Records for the exercise:
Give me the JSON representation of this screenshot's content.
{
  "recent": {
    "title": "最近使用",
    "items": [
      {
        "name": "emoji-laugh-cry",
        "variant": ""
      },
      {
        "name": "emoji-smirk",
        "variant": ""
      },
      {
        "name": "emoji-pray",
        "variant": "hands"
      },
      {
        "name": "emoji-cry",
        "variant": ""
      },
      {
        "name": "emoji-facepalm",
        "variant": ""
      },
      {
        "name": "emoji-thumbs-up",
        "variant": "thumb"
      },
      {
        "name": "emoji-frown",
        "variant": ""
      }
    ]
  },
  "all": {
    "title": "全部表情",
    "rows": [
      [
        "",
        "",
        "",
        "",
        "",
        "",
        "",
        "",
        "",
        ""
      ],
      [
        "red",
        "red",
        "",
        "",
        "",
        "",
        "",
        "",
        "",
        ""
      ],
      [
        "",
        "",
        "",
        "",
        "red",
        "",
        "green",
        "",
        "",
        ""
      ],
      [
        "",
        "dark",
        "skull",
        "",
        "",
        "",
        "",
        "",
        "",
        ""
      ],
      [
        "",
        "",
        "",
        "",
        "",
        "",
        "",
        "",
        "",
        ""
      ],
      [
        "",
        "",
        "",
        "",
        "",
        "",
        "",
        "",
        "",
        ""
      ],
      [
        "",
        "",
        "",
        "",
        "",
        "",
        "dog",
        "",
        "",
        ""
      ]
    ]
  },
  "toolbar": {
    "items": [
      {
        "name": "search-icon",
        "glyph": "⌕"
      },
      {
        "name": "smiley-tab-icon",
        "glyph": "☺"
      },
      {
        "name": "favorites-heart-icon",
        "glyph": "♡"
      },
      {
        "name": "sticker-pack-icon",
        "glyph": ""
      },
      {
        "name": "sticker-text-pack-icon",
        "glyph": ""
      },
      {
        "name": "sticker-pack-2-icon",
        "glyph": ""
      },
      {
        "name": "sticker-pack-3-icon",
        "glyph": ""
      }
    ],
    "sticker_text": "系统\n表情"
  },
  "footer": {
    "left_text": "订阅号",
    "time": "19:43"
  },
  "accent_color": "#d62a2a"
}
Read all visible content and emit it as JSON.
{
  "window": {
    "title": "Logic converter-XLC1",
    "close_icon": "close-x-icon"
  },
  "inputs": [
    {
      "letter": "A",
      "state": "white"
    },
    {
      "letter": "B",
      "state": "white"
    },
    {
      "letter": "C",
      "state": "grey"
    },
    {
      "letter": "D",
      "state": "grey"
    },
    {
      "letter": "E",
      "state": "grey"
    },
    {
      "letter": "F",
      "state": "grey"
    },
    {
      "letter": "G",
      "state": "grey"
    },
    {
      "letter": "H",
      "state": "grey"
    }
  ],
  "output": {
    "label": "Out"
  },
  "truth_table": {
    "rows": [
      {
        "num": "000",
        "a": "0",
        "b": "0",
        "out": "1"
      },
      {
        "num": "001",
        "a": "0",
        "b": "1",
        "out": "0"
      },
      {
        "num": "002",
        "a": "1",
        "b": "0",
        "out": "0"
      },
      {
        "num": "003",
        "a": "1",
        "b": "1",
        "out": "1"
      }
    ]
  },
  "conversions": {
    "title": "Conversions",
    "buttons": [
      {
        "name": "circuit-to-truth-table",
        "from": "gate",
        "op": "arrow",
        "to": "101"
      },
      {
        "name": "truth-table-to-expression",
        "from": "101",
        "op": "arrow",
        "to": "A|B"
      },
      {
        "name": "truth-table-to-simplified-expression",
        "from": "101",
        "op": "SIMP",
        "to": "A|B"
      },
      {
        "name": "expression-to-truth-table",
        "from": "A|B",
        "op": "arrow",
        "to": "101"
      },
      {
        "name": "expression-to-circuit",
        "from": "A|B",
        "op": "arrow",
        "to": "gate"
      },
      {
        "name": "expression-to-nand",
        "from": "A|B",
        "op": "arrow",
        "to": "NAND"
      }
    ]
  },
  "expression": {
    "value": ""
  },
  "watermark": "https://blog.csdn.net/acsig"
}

Do this: Give the material above again, word for word.

The result:
Give me the JSON representation of this screenshot's content.
{
  "recent": {
    "title": "最近使用",
    "items": [
      {
        "name": "emoji-laugh-cry",
        "variant": ""
      },
      {
        "name": "emoji-smirk",
        "variant": ""
      },
      {
        "name": "emoji-pray",
        "variant": "hands"
      },
      {
        "name": "emoji-cry",
        "variant": ""
      },
      {
        "name": "emoji-facepalm",
        "variant": ""
      },
      {
        "name": "emoji-thumbs-up",
        "variant": "thumb"
      },
      {
        "name": "emoji-frown",
        "variant": ""
      }
    ]
  },
  "all": {
    "title": "全部表情",
    "rows": [
      [
        "",
        "",
        "",
        "",
        "",
        "",
        "",
        "",
        "",
        ""
      ],
      [
        "red",
        "red",
        "",
        "",
        "",
        "",
        "",
        "",
        "",
        ""
      ],
      [
        "",
        "",
        "",
        "",
        "red",
        "",
        "green",
        "",
        "",
        ""
      ],
      [
        "",
        "dark",
        "skull",
        "",
        "",
        "",
        "",
        "",
        "",
        ""
      ],
      [
        "",
        "",
        "",
        "",
        "",
        "",
        "",
        "",
        "",
        ""
      ],
      [
        "",
        "",
        "",
        "",
        "",
        "",
        "",
        "",
        "",
        ""
      ],
      [
        "",
        "",
        "",
        "",
        "",
        "",
        "dog",
        "",
        "",
        ""
      ]
    ]
  },
  "toolbar": {
    "items": [
      {
        "name": "search-icon",
        "glyph": "⌕"
      },
      {
        "name": "smiley-tab-icon",
        "glyph": "☺"
      },
      {
        "name": "favorites-heart-icon",
        "glyph": "♡"
      },
      {
        "name": "sticker-pack-icon",
        "glyph": ""
      },
      {
        "name": "sticker-text-pack-icon",
        "glyph": ""
      },
      {
        "name": "sticker-pack-2-icon",
        "glyph": ""
      },
      {
        "name": "sticker-pack-3-icon",
        "glyph": ""
      }
    ],
    "sticker_text": "系统\n表情"
  },
  "footer": {
    "left_text": "订阅号",
    "time": "19:43"
  },
  "accent_color": "#d62a2a"
}
Read all visible content and emit it as JSON.
{
  "window": {
    "title": "Logic converter-XLC1",
    "close_icon": "close-x-icon"
  },
  "inputs": [
    {
      "letter": "A",
      "state": "white"
    },
    {
      "letter": "B",
      "state": "white"
    },
    {
      "letter": "C",
      "state": "grey"
    },
    {
      "letter": "D",
      "state": "grey"
    },
    {
      "letter": "E",
      "state": "grey"
    },
    {
      "letter": "F",
      "state": "grey"
    },
    {
      "letter": "G",
      "state": "grey"
    },
    {
      "letter": "H",
      "state": "grey"
    }
  ],
  "output": {
    "label": "Out"
  },
  "truth_table": {
    "rows": [
      {
        "num": "000",
        "a": "0",
        "b": "0",
        "out": "1"
      },
      {
        "num": "001",
        "a": "0",
        "b": "1",
        "out": "0"
      },
      {
        "num": "002",
        "a": "1",
        "b": "0",
        "out": "0"
      },
      {
        "num": "003",
        "a": "1",
        "b": "1",
        "out": "1"
      }
    ]
  },
  "conversions": {
    "title": "Conversions",
    "buttons": [
      {
        "name": "circuit-to-truth-table",
        "from": "gate",
        "op": "arrow",
        "to": "101"
      },
      {
        "name": "truth-table-to-expression",
        "from": "101",
        "op": "arrow",
        "to": "A|B"
      },
      {
        "name": "truth-table-to-simplified-expression",
        "from": "101",
        "op": "SIMP",
        "to": "A|B"
      },
      {
        "name": "expression-to-truth-table",
        "from": "A|B",
        "op": "arrow",
        "to": "101"
      },
      {
        "name": "expression-to-circuit",
        "from": "A|B",
        "op": "arrow",
        "to": "gate"
      },
      {
        "name": "expression-to-nand",
        "from": "A|B",
        "op": "arrow",
        "to": "NAND"
      }
    ]
  },
  "expression": {
    "value": ""
  },
  "watermark": "https://blog.csdn.net/acsig"
}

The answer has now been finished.